§ **Task statement**
Convert the material lines between the line containing "folder-icon bbox=[31, 129, 78, 164]" and the line containing "add-icon bbox=[31, 609, 55, 633]", inclusive, into a JSON list of strings with one string per line, leaving out blank lines.

Spatial layout data
--------------------------------

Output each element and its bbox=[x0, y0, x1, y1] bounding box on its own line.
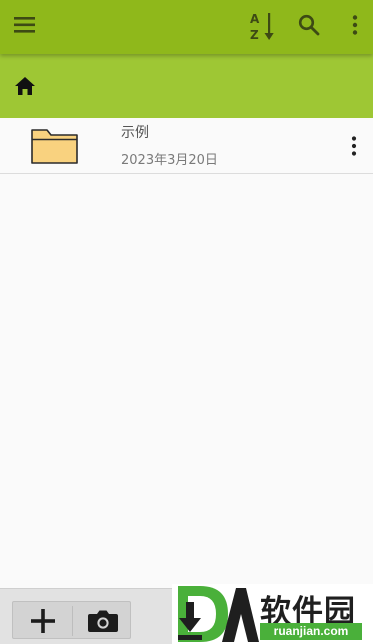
folder-icon bbox=[31, 129, 78, 164]
file-list: 示例 2023年3月20日 bbox=[0, 118, 373, 174]
watermark-url: ruanjian.com bbox=[260, 623, 362, 640]
search-icon bbox=[298, 14, 320, 36]
sort-button[interactable]: A Z bbox=[244, 6, 282, 46]
menu-button[interactable] bbox=[6, 6, 44, 44]
camera-icon bbox=[88, 610, 118, 632]
menu-icon bbox=[14, 17, 35, 33]
more-vert-icon bbox=[351, 136, 357, 156]
file-date: 2023年3月20日 bbox=[121, 153, 218, 168]
app-bar: A Z bbox=[0, 0, 373, 54]
add-button[interactable] bbox=[23, 604, 63, 638]
breadcrumb bbox=[0, 54, 373, 118]
toolbar-divider bbox=[72, 606, 73, 636]
list-item[interactable]: 示例 2023年3月20日 bbox=[0, 118, 373, 174]
download-logo-icon bbox=[178, 586, 259, 642]
file-name: 示例 bbox=[121, 125, 149, 141]
sort-letter-z: Z bbox=[250, 28, 259, 42]
camera-button[interactable] bbox=[81, 604, 125, 638]
home-button[interactable] bbox=[8, 70, 42, 102]
overflow-menu-button[interactable] bbox=[340, 6, 370, 44]
item-options-button[interactable] bbox=[340, 130, 368, 162]
file-manager-app: A Z 示例 2023年3月20日 软件园 ruanjian.com bbox=[0, 0, 373, 644]
more-vert-icon bbox=[352, 15, 358, 35]
tool-group bbox=[12, 601, 131, 639]
sort-letter-a: A bbox=[250, 12, 260, 26]
sort-az-icon: A Z bbox=[250, 12, 274, 42]
add-icon bbox=[31, 609, 55, 633]
watermark: 软件园 ruanjian.com bbox=[172, 584, 373, 644]
search-button[interactable] bbox=[290, 6, 328, 44]
home-icon bbox=[15, 77, 35, 95]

--------------------------------

§ **Final result**
[
  "folder-icon bbox=[31, 129, 78, 164]",
  "file-list: 示例 2023年3月20日 bbox=[0, 118, 373, 174]",
  "watermark-url: ruanjian.com bbox=[260, 623, 362, 640]",
  "search-icon bbox=[298, 14, 320, 36]",
  "sort-button[interactable]: A Z bbox=[244, 6, 282, 46]",
  "menu-button[interactable] bbox=[6, 6, 44, 44]",
  "camera-icon bbox=[88, 610, 118, 632]",
  "menu-icon bbox=[14, 17, 35, 33]",
  "more-vert-icon bbox=[351, 136, 357, 156]",
  "file-date: 2023年3月20日 bbox=[121, 153, 218, 168]",
  "app-bar: A Z bbox=[0, 0, 373, 54]",
  "add-button[interactable] bbox=[23, 604, 63, 638]",
  "breadcrumb bbox=[0, 54, 373, 118]",
  "toolbar-divider bbox=[72, 606, 73, 636]",
  "list-item[interactable]: 示例 2023年3月20日 bbox=[0, 118, 373, 174]",
  "download-logo-icon bbox=[178, 586, 259, 642]",
  "file-name: 示例 bbox=[121, 125, 149, 141]",
  "sort-letter-z: Z bbox=[250, 28, 259, 42]",
  "camera-button[interactable] bbox=[81, 604, 125, 638]",
  "home-button[interactable] bbox=[8, 70, 42, 102]",
  "overflow-menu-button[interactable] bbox=[340, 6, 370, 44]",
  "item-options-button[interactable] bbox=[340, 130, 368, 162]",
  "file-manager-app: A Z 示例 2023年3月20日 软件园 ruanjian.com bbox=[0, 0, 373, 644]",
  "more-vert-icon bbox=[352, 15, 358, 35]",
  "tool-group bbox=[12, 601, 131, 639]",
  "sort-letter-a: A bbox=[250, 12, 260, 26]",
  "sort-az-icon: A Z bbox=[250, 12, 274, 42]",
  "add-icon bbox=[31, 609, 55, 633]"
]